> **所给文本**:
▼

⑴ In-Memory Hash Join
Cost(HJ)=Read(S)+ build hash table in memory(CPU)+Read(B) + Perform In memory Join(CPU)
忽略cpu的时间，则：
Cost(HJ)=Read(S)+Read(B)

⑵ On-Disk Hash Join
根据上述的步骤描述，我们可以看出：
Cost(HJ)=Cost(HJ1)+Cost(HJ2)
其中Cost(HJ1)的成本就是扫描S,B表，并将无法放在内存上的部分写回磁盘，对应前面第2步至第12步
Cost(HJ2)即为做nested-loop hash join的成本，对应前面的第13步至第14步
其中Cost(HJ1)近似等于Read(S)+Read(B)+Write((S-M)+(B-B*M/S))
因为在做nested-loop hash join时，对每一chunk的build input，都需要读取整个probe input，因此
Cost(HJ2)近似等于Read((S-M)+n*(B-B*M/S))，其中n是nested-loop hash join需要循环的次数：n=(S/F)/M
一般情况下，如果n大于10的话，hash join的性能将大大下降
从n的计算公式可以看出，n与Fan-out成反比例，提高fan-out，可以降低n
当hash_area_size是固定时，可以降低cluster size来提高fan-out
从这里我们可以看出，提高hash_multiblock_io_count参数的值并不一定提高hash join的性能

㈤ Hash Join的过程

  一次完整的hash join如下：
  1 计算小表的分区（bucket）数--Hash分桶
决定hash join的一个重要因素是小表的分区（bucket）数
这个数字由hash_area_size、hash_multiblock_io_count和db_block_size参数共同决定
Oracle会保留hash area的20%来存储分区的头信息、hash位图信息和hash表
因此，这个数字的计算公式是：
Bucket数=0.8*hash_area_size/(hash_multiblock_io_count*db_block_size)

▲

> **待办事项**: 在这段关于 Hash Join 的文本中，Oracle 会保留 hash area 的多大比例来存储分区的头信息、hash位图信息和hash表？

> **所给材料**:
▼

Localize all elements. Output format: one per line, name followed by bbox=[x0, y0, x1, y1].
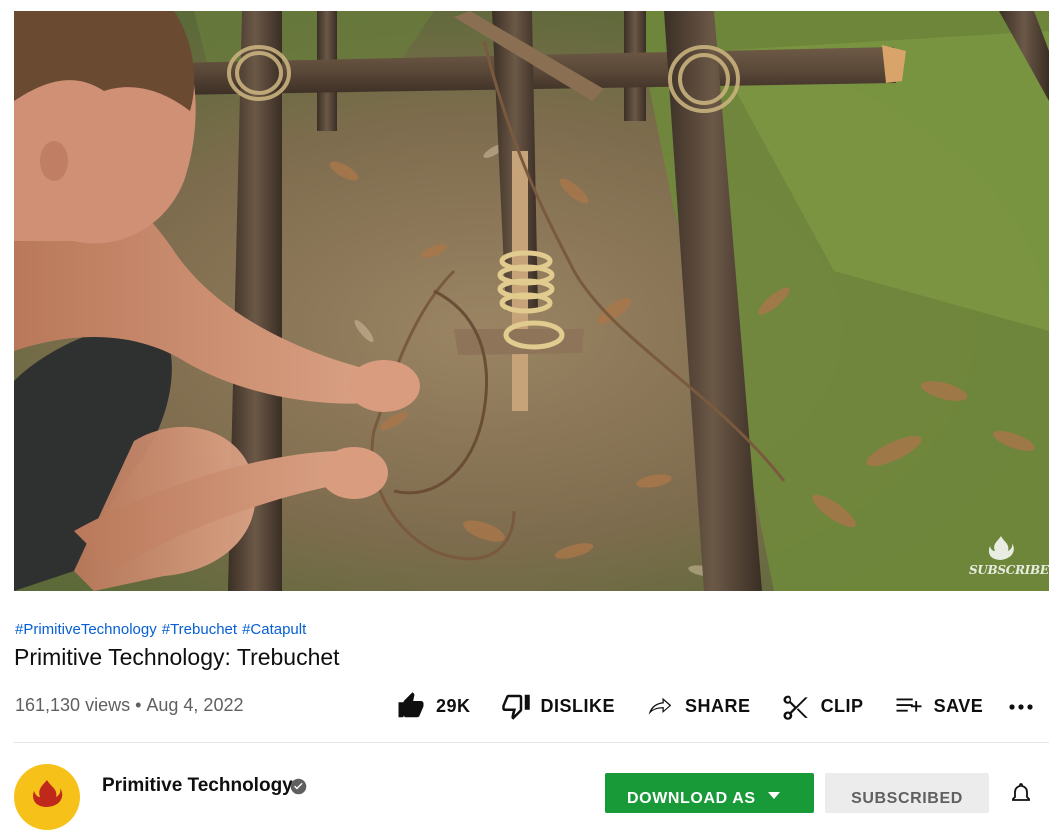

▲

> **任务结果**: 20%。